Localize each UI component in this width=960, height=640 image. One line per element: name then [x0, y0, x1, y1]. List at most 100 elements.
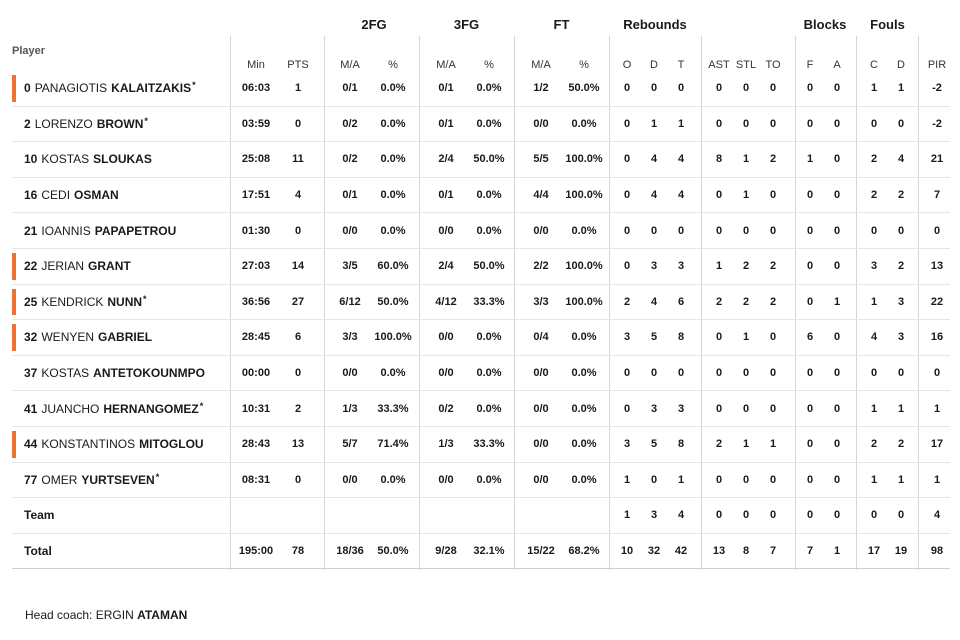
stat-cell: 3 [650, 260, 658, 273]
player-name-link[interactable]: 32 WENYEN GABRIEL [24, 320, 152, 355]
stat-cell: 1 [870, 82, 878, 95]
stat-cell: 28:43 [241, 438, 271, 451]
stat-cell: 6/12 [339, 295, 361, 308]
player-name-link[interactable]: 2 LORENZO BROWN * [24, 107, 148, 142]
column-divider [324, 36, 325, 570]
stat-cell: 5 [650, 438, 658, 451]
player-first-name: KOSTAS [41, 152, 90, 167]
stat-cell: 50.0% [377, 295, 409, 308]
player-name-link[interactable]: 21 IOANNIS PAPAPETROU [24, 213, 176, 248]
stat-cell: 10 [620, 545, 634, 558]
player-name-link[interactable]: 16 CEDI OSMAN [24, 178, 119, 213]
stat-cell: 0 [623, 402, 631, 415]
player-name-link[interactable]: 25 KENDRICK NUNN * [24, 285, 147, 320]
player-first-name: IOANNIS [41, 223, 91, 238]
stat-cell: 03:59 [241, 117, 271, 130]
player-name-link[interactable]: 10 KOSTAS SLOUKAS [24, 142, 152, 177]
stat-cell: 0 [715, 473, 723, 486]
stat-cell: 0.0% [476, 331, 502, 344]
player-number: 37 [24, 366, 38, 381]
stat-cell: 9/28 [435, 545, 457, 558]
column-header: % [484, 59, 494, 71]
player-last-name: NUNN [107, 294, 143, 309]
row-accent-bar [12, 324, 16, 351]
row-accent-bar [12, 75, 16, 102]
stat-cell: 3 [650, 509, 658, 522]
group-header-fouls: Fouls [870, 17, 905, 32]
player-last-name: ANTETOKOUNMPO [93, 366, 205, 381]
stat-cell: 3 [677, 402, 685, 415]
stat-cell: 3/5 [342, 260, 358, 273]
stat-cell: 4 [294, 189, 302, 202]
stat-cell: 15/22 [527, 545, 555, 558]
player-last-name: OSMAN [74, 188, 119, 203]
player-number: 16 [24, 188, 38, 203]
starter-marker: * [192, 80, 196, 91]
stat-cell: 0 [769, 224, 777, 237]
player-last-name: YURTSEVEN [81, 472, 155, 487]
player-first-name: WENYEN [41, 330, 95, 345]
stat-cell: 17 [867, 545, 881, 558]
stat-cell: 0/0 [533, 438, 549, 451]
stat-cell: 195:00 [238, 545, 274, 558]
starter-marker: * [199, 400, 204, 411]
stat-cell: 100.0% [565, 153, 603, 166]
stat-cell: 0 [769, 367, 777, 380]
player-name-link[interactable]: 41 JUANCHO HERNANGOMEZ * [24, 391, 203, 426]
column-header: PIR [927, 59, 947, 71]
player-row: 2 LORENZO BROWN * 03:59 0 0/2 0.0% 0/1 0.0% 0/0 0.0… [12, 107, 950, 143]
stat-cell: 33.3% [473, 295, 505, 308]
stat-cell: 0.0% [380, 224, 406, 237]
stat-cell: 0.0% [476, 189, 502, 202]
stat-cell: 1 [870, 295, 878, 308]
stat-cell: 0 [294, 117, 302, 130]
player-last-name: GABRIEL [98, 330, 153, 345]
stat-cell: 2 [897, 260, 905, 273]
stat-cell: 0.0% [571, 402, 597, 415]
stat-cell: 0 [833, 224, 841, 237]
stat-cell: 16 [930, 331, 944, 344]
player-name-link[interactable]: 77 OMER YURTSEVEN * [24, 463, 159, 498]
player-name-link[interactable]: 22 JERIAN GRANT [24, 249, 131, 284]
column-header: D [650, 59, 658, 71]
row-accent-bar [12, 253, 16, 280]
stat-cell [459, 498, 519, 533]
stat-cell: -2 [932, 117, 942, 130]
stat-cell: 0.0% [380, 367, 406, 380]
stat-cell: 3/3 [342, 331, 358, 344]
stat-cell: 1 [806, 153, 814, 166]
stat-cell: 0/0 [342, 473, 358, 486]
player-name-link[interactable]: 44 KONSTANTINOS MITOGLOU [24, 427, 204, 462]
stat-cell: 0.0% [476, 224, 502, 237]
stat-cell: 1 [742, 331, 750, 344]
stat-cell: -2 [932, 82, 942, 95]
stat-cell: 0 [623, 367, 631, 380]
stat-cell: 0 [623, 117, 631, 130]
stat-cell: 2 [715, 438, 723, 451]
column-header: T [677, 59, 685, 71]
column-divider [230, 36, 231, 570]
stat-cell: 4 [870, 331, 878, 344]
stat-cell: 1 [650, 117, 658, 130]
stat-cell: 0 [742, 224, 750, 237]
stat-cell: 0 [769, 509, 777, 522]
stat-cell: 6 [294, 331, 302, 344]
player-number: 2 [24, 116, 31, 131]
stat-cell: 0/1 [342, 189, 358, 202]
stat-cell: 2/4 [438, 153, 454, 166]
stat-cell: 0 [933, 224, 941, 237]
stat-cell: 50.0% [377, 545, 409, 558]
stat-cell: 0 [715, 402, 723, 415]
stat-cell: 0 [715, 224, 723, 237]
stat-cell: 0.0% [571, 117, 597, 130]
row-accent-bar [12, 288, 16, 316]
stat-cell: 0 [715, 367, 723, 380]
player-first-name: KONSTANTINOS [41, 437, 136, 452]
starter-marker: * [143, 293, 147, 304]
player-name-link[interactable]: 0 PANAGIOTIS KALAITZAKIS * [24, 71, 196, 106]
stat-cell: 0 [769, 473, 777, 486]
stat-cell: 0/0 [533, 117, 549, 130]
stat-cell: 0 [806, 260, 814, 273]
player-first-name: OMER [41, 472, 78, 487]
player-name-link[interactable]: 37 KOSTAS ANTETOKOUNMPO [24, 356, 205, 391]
━━━━━━━━━━
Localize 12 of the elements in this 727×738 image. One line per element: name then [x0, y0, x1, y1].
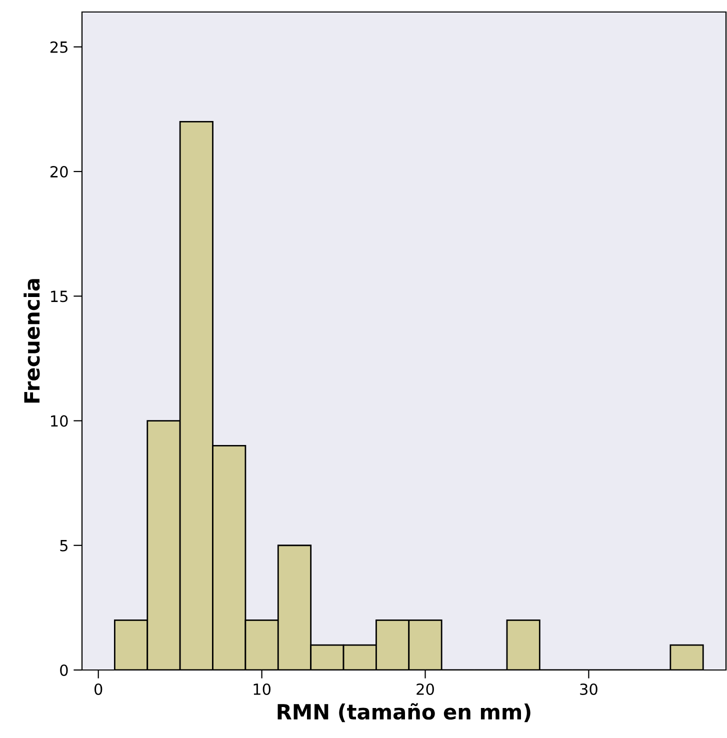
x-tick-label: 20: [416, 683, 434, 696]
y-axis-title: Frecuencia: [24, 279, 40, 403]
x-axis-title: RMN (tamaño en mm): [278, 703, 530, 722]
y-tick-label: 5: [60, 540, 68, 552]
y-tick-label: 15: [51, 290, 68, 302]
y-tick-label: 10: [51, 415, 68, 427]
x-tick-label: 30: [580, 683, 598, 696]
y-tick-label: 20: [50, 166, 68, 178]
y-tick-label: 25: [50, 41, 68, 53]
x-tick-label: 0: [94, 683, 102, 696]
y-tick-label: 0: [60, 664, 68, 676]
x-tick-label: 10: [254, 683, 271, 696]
━━━━━━━━━━
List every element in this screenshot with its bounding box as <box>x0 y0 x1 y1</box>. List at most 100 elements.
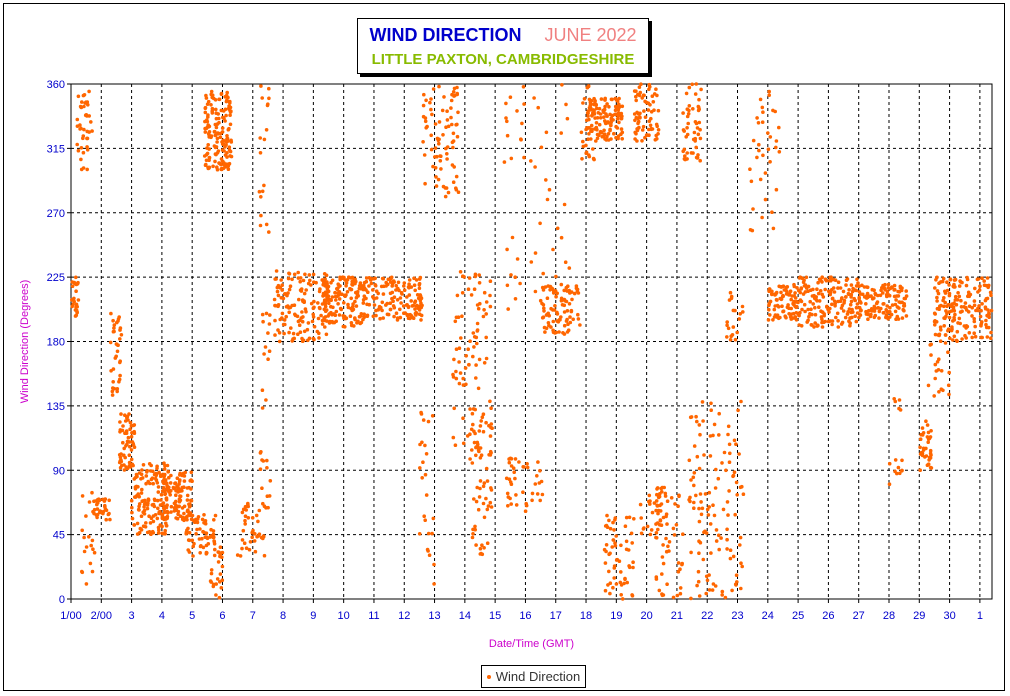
━━━━━━━━━━
→ TASK REQUIREMENTS: Rename "stat-cell" to "stat-value" in the records from the line with "Localize each UI" up to and including the line with "stat-cell: 50.0% [377, 295, 409, 308]", and give back only those lines with everything else unchanged. Leave the picture out of your answer.

→ ANSWER FOR THIS EXERCISE:
Localize each UI component in this width=960, height=640 image. One line per element: name then [x0, y0, x1, y1]. List at most 100 elements.
stat-value: 3 [650, 260, 658, 273]
player-name-link[interactable]: 32 WENYEN GABRIEL [24, 320, 152, 355]
stat-value: 1 [870, 82, 878, 95]
stat-value: 28:43 [241, 438, 271, 451]
stat-value: 6/12 [339, 295, 361, 308]
player-name-link[interactable]: 2 LORENZO BROWN * [24, 107, 148, 142]
column-divider [324, 36, 325, 570]
stat-value: 5 [650, 438, 658, 451]
player-first-name: KOSTAS [41, 152, 90, 167]
stat-value: 50.0% [377, 295, 409, 308]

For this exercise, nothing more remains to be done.